(Collected data entries)
--------

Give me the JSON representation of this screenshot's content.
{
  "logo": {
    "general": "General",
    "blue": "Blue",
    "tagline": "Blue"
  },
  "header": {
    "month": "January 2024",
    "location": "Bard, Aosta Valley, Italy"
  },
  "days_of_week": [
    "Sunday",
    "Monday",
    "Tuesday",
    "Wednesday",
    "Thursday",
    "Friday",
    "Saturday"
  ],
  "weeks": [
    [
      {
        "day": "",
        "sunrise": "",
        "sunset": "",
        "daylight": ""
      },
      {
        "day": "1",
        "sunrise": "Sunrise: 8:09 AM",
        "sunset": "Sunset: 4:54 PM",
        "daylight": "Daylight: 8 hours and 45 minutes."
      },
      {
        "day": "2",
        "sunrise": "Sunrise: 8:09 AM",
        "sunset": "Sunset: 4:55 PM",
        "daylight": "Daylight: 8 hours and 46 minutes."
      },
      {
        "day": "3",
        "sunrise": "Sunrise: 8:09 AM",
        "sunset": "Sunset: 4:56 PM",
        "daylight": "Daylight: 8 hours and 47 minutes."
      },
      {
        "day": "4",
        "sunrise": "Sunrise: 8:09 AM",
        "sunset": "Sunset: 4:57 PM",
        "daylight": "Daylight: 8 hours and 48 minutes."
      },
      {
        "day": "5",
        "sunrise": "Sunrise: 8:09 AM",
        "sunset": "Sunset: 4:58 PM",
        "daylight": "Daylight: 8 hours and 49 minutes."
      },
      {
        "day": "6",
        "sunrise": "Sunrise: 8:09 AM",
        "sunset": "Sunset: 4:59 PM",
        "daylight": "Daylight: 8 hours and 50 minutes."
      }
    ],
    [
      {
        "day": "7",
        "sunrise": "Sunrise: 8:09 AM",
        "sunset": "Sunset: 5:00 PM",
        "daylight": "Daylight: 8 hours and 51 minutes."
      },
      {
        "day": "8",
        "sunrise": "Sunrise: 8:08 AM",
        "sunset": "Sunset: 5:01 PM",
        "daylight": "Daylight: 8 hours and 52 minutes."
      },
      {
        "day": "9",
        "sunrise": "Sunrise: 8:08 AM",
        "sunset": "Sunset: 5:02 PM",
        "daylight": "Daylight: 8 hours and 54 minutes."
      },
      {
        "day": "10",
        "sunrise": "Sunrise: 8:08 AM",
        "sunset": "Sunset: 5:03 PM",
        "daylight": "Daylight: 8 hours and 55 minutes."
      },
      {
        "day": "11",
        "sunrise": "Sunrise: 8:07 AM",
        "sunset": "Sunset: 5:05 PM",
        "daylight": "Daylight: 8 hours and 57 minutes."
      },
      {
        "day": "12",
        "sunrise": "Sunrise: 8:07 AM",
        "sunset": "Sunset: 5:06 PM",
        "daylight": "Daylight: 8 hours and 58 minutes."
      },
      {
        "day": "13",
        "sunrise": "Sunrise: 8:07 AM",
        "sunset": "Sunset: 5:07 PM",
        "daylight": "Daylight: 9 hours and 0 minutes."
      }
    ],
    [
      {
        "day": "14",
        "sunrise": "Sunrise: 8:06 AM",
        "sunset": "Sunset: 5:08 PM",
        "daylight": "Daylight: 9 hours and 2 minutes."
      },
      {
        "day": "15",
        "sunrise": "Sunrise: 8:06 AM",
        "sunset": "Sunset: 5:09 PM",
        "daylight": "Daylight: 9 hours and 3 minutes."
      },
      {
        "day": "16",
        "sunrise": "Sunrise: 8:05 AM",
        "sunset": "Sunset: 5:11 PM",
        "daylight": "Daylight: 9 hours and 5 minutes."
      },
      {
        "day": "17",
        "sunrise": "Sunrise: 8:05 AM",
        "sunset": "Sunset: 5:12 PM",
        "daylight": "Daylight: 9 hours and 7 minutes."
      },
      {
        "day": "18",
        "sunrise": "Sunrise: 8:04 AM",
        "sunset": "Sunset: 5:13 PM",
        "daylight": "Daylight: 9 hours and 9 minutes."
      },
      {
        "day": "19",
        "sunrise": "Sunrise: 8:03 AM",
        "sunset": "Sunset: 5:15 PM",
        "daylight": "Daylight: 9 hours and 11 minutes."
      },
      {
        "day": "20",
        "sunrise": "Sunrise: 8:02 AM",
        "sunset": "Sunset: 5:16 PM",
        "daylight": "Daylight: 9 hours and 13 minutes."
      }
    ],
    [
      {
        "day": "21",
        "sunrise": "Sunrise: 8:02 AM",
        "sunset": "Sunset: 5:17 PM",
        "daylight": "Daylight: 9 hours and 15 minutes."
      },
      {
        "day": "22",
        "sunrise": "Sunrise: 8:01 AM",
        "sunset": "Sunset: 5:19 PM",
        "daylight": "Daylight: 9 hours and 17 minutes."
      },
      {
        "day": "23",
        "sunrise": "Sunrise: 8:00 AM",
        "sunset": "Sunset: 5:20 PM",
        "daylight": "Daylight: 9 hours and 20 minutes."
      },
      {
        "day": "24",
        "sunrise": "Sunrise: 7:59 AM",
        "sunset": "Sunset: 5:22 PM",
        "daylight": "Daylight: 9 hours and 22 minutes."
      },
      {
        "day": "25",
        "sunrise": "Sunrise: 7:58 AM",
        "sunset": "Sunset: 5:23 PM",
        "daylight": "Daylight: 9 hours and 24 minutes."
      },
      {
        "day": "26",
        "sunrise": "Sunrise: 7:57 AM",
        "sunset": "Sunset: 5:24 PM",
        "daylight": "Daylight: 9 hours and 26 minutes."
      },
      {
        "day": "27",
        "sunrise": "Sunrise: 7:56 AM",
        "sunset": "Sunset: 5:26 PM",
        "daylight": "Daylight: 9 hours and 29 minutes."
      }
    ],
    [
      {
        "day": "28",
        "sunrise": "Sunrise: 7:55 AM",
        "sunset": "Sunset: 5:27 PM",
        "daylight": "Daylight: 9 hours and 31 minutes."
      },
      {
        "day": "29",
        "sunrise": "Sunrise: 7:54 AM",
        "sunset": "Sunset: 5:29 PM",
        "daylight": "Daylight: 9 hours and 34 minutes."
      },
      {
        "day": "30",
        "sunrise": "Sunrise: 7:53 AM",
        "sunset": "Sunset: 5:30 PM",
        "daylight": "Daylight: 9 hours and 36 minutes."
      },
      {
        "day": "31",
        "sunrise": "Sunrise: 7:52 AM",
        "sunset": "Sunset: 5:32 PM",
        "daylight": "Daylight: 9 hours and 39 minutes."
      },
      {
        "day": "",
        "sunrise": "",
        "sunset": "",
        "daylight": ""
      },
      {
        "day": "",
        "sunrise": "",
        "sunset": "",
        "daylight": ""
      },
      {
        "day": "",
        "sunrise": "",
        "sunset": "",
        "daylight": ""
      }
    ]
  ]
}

--------

EXERCISE INSTRUCTIONS: Give all the entries again exactly; leave none out.

RIGHT ANSWER:
Give me the JSON representation of this screenshot's content.
{
  "logo": {
    "general": "General",
    "blue": "Blue",
    "tagline": "Blue"
  },
  "header": {
    "month": "January 2024",
    "location": "Bard, Aosta Valley, Italy"
  },
  "days_of_week": [
    "Sunday",
    "Monday",
    "Tuesday",
    "Wednesday",
    "Thursday",
    "Friday",
    "Saturday"
  ],
  "weeks": [
    [
      {
        "day": "",
        "sunrise": "",
        "sunset": "",
        "daylight": ""
      },
      {
        "day": "1",
        "sunrise": "Sunrise: 8:09 AM",
        "sunset": "Sunset: 4:54 PM",
        "daylight": "Daylight: 8 hours and 45 minutes."
      },
      {
        "day": "2",
        "sunrise": "Sunrise: 8:09 AM",
        "sunset": "Sunset: 4:55 PM",
        "daylight": "Daylight: 8 hours and 46 minutes."
      },
      {
        "day": "3",
        "sunrise": "Sunrise: 8:09 AM",
        "sunset": "Sunset: 4:56 PM",
        "daylight": "Daylight: 8 hours and 47 minutes."
      },
      {
        "day": "4",
        "sunrise": "Sunrise: 8:09 AM",
        "sunset": "Sunset: 4:57 PM",
        "daylight": "Daylight: 8 hours and 48 minutes."
      },
      {
        "day": "5",
        "sunrise": "Sunrise: 8:09 AM",
        "sunset": "Sunset: 4:58 PM",
        "daylight": "Daylight: 8 hours and 49 minutes."
      },
      {
        "day": "6",
        "sunrise": "Sunrise: 8:09 AM",
        "sunset": "Sunset: 4:59 PM",
        "daylight": "Daylight: 8 hours and 50 minutes."
      }
    ],
    [
      {
        "day": "7",
        "sunrise": "Sunrise: 8:09 AM",
        "sunset": "Sunset: 5:00 PM",
        "daylight": "Daylight: 8 hours and 51 minutes."
      },
      {
        "day": "8",
        "sunrise": "Sunrise: 8:08 AM",
        "sunset": "Sunset: 5:01 PM",
        "daylight": "Daylight: 8 hours and 52 minutes."
      },
      {
        "day": "9",
        "sunrise": "Sunrise: 8:08 AM",
        "sunset": "Sunset: 5:02 PM",
        "daylight": "Daylight: 8 hours and 54 minutes."
      },
      {
        "day": "10",
        "sunrise": "Sunrise: 8:08 AM",
        "sunset": "Sunset: 5:03 PM",
        "daylight": "Daylight: 8 hours and 55 minutes."
      },
      {
        "day": "11",
        "sunrise": "Sunrise: 8:07 AM",
        "sunset": "Sunset: 5:05 PM",
        "daylight": "Daylight: 8 hours and 57 minutes."
      },
      {
        "day": "12",
        "sunrise": "Sunrise: 8:07 AM",
        "sunset": "Sunset: 5:06 PM",
        "daylight": "Daylight: 8 hours and 58 minutes."
      },
      {
        "day": "13",
        "sunrise": "Sunrise: 8:07 AM",
        "sunset": "Sunset: 5:07 PM",
        "daylight": "Daylight: 9 hours and 0 minutes."
      }
    ],
    [
      {
        "day": "14",
        "sunrise": "Sunrise: 8:06 AM",
        "sunset": "Sunset: 5:08 PM",
        "daylight": "Daylight: 9 hours and 2 minutes."
      },
      {
        "day": "15",
        "sunrise": "Sunrise: 8:06 AM",
        "sunset": "Sunset: 5:09 PM",
        "daylight": "Daylight: 9 hours and 3 minutes."
      },
      {
        "day": "16",
        "sunrise": "Sunrise: 8:05 AM",
        "sunset": "Sunset: 5:11 PM",
        "daylight": "Daylight: 9 hours and 5 minutes."
      },
      {
        "day": "17",
        "sunrise": "Sunrise: 8:05 AM",
        "sunset": "Sunset: 5:12 PM",
        "daylight": "Daylight: 9 hours and 7 minutes."
      },
      {
        "day": "18",
        "sunrise": "Sunrise: 8:04 AM",
        "sunset": "Sunset: 5:13 PM",
        "daylight": "Daylight: 9 hours and 9 minutes."
      },
      {
        "day": "19",
        "sunrise": "Sunrise: 8:03 AM",
        "sunset": "Sunset: 5:15 PM",
        "daylight": "Daylight: 9 hours and 11 minutes."
      },
      {
        "day": "20",
        "sunrise": "Sunrise: 8:02 AM",
        "sunset": "Sunset: 5:16 PM",
        "daylight": "Daylight: 9 hours and 13 minutes."
      }
    ],
    [
      {
        "day": "21",
        "sunrise": "Sunrise: 8:02 AM",
        "sunset": "Sunset: 5:17 PM",
        "daylight": "Daylight: 9 hours and 15 minutes."
      },
      {
        "day": "22",
        "sunrise": "Sunrise: 8:01 AM",
        "sunset": "Sunset: 5:19 PM",
        "daylight": "Daylight: 9 hours and 17 minutes."
      },
      {
        "day": "23",
        "sunrise": "Sunrise: 8:00 AM",
        "sunset": "Sunset: 5:20 PM",
        "daylight": "Daylight: 9 hours and 20 minutes."
      },
      {
        "day": "24",
        "sunrise": "Sunrise: 7:59 AM",
        "sunset": "Sunset: 5:22 PM",
        "daylight": "Daylight: 9 hours and 22 minutes."
      },
      {
        "day": "25",
        "sunrise": "Sunrise: 7:58 AM",
        "sunset": "Sunset: 5:23 PM",
        "daylight": "Daylight: 9 hours and 24 minutes."
      },
      {
        "day": "26",
        "sunrise": "Sunrise: 7:57 AM",
        "sunset": "Sunset: 5:24 PM",
        "daylight": "Daylight: 9 hours and 26 minutes."
      },
      {
        "day": "27",
        "sunrise": "Sunrise: 7:56 AM",
        "sunset": "Sunset: 5:26 PM",
        "daylight": "Daylight: 9 hours and 29 minutes."
      }
    ],
    [
      {
        "day": "28",
        "sunrise": "Sunrise: 7:55 AM",
        "sunset": "Sunset: 5:27 PM",
        "daylight": "Daylight: 9 hours and 31 minutes."
      },
      {
        "day": "29",
        "sunrise": "Sunrise: 7:54 AM",
        "sunset": "Sunset: 5:29 PM",
        "daylight": "Daylight: 9 hours and 34 minutes."
      },
      {
        "day": "30",
        "sunrise": "Sunrise: 7:53 AM",
        "sunset": "Sunset: 5:30 PM",
        "daylight": "Daylight: 9 hours and 36 minutes."
      },
      {
        "day": "31",
        "sunrise": "Sunrise: 7:52 AM",
        "sunset": "Sunset: 5:32 PM",
        "daylight": "Daylight: 9 hours and 39 minutes."
      },
      {
        "day": "",
        "sunrise": "",
        "sunset": "",
        "daylight": ""
      },
      {
        "day": "",
        "sunrise": "",
        "sunset": "",
        "daylight": ""
      },
      {
        "day": "",
        "sunrise": "",
        "sunset": "",
        "daylight": ""
      }
    ]
  ]
}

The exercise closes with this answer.